### WRITTEN TASK:
Find every line in the records below that holds the word "Speed", and copy each one.

### GIVEN RECORDS:

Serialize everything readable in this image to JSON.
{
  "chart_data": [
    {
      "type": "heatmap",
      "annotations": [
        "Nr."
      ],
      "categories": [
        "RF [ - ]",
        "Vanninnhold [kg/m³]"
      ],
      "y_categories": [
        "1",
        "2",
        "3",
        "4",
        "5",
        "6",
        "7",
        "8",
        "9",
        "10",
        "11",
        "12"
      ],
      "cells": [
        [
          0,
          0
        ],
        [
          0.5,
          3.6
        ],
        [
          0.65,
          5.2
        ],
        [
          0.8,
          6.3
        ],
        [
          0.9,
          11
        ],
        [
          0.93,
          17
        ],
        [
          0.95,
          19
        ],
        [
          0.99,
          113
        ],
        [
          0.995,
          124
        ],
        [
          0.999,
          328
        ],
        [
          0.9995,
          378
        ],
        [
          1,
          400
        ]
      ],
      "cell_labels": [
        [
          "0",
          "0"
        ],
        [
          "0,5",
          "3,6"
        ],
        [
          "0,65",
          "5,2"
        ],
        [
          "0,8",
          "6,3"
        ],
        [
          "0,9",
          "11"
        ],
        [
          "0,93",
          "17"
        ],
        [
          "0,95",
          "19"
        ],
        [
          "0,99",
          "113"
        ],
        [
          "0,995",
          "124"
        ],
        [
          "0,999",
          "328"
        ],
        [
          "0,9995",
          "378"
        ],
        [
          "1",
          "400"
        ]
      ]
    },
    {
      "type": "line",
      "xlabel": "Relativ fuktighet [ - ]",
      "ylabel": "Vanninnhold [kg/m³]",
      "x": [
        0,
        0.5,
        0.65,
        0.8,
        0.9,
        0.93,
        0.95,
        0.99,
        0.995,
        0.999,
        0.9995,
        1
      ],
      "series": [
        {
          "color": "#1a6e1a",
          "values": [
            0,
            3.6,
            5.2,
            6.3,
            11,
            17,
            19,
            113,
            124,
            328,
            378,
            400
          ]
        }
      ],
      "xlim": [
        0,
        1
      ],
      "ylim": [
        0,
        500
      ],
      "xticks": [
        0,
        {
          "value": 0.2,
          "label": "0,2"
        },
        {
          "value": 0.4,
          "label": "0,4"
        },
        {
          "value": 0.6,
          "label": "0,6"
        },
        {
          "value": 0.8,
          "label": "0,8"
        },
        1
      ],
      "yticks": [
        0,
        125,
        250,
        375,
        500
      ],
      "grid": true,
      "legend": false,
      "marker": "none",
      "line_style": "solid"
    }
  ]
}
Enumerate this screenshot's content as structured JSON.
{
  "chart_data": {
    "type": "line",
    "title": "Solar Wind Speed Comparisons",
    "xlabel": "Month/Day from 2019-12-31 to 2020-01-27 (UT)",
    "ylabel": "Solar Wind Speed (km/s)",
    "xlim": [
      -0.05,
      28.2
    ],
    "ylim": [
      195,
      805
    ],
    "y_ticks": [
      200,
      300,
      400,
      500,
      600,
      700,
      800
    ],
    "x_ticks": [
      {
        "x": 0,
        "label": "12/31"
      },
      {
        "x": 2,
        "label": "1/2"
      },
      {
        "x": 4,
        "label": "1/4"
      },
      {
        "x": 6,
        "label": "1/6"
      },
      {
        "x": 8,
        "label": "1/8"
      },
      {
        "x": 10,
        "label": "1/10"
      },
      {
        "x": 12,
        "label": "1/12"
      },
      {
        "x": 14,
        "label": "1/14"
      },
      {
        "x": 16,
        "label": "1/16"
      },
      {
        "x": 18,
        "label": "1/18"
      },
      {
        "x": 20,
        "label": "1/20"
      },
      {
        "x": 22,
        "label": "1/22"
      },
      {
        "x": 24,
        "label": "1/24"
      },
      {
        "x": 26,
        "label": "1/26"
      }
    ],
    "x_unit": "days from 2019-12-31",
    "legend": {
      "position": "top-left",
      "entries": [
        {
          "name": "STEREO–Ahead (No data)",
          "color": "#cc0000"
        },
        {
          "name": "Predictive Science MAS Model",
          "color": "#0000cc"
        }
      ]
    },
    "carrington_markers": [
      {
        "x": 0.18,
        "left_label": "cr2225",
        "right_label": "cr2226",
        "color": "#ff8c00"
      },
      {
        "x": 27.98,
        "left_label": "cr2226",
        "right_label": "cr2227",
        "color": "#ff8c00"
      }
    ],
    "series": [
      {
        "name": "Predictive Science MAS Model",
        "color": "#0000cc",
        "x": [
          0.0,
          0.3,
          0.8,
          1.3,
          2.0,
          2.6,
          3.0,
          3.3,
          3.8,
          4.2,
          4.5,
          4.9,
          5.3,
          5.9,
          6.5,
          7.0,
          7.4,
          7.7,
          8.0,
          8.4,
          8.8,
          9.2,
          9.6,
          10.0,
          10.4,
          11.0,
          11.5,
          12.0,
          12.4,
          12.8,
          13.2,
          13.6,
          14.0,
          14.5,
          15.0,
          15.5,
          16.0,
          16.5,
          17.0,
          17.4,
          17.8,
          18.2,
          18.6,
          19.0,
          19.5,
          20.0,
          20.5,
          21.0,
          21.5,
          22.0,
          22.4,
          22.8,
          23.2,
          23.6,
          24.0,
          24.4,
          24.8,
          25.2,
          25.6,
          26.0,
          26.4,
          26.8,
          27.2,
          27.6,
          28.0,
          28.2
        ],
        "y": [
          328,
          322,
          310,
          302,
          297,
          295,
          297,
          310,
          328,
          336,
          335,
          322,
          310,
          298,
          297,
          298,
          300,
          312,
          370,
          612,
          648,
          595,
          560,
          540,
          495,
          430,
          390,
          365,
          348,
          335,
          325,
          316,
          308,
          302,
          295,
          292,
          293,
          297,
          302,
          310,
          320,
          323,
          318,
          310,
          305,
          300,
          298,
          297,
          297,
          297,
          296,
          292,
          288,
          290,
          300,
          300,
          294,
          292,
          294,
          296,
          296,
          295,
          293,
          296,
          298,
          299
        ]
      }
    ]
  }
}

### COMPLETE RESPONSE:
    "title": "Solar Wind Speed Comparisons",
    "ylabel": "Solar Wind Speed (km/s)",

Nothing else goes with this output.